— Start of Extracted data —

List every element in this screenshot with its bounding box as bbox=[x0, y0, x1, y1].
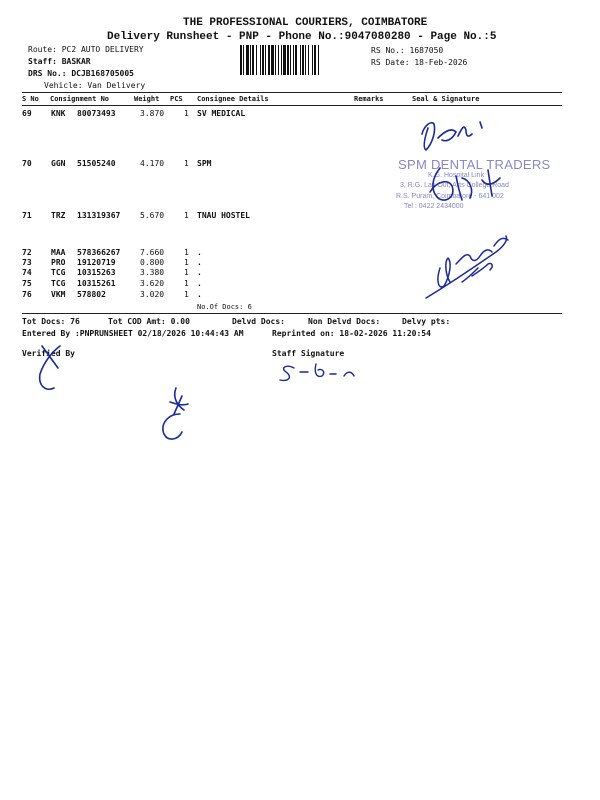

— End of Extracted data —
— Start of Extracted data —

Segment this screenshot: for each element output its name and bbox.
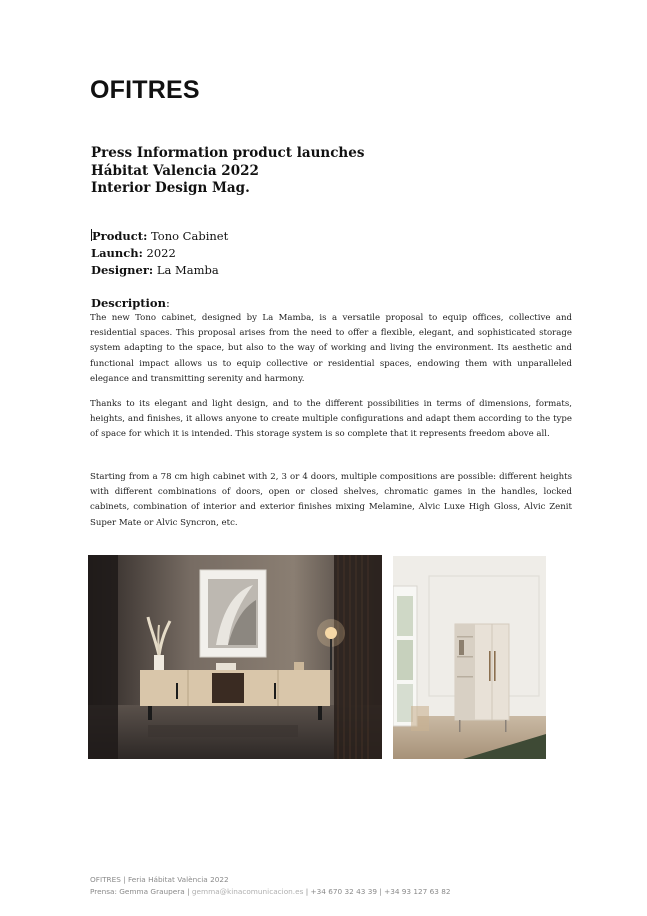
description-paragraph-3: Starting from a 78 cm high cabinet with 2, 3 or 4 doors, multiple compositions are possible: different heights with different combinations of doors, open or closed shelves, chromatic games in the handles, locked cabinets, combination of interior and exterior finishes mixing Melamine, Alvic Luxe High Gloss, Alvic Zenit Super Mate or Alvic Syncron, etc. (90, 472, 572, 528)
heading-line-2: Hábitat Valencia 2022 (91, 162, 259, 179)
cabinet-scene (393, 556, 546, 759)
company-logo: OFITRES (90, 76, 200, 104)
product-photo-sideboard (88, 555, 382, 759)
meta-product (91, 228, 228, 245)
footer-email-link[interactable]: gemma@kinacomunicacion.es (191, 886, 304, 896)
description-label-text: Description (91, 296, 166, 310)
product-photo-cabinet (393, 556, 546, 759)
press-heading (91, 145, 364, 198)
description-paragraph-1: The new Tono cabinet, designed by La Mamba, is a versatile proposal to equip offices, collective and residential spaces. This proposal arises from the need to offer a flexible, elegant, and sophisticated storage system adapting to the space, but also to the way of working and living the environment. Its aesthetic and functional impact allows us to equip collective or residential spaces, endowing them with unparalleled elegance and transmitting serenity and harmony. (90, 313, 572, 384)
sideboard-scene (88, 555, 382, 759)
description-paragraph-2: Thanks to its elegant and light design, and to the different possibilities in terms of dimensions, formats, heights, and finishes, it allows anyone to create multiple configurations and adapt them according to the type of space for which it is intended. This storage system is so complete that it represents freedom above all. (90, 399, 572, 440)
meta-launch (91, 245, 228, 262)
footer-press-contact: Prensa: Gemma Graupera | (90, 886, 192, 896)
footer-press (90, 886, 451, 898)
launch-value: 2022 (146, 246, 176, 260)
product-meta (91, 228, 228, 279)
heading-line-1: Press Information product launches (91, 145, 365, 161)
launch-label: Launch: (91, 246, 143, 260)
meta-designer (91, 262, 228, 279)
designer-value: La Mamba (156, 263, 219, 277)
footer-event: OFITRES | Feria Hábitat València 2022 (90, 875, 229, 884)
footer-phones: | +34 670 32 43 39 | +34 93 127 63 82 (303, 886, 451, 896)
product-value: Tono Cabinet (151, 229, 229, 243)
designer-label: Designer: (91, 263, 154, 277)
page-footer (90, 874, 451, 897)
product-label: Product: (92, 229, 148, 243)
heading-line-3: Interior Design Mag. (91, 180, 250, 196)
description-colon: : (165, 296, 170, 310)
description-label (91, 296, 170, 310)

— End of Extracted data —

- [Written instruction] Rewrite the lines from the one containing "Segment this screenshot: for" up to and including the one containing "heading-line-2: Hábitat Valencia" as a Markdown table with a Row column for the row number and a Line column for the text. Leave out blank lines and pictures.

- [Expected answer]
| Row | Line |
|---|---|
| 1 | Segment this screenshot: for each element output its name and bbox. |
| 2 | description-paragraph-3: Starting from a 78 cm high cabinet with 2, 3 or 4 doors, multiple compositions are possible: different heights with different combinations of doors, open or closed shelves, chromatic games in the handles, locked cabinets, combination of interior and exterior finishes mixing Melamine, Alvic Luxe High Gloss, Alvic Zenit Super Mate or Alvic Syncron, etc. (90, 472, 572, 528) |
| 3 | heading-line-2: Hábitat Valencia 2022 (91, 162, 259, 179) |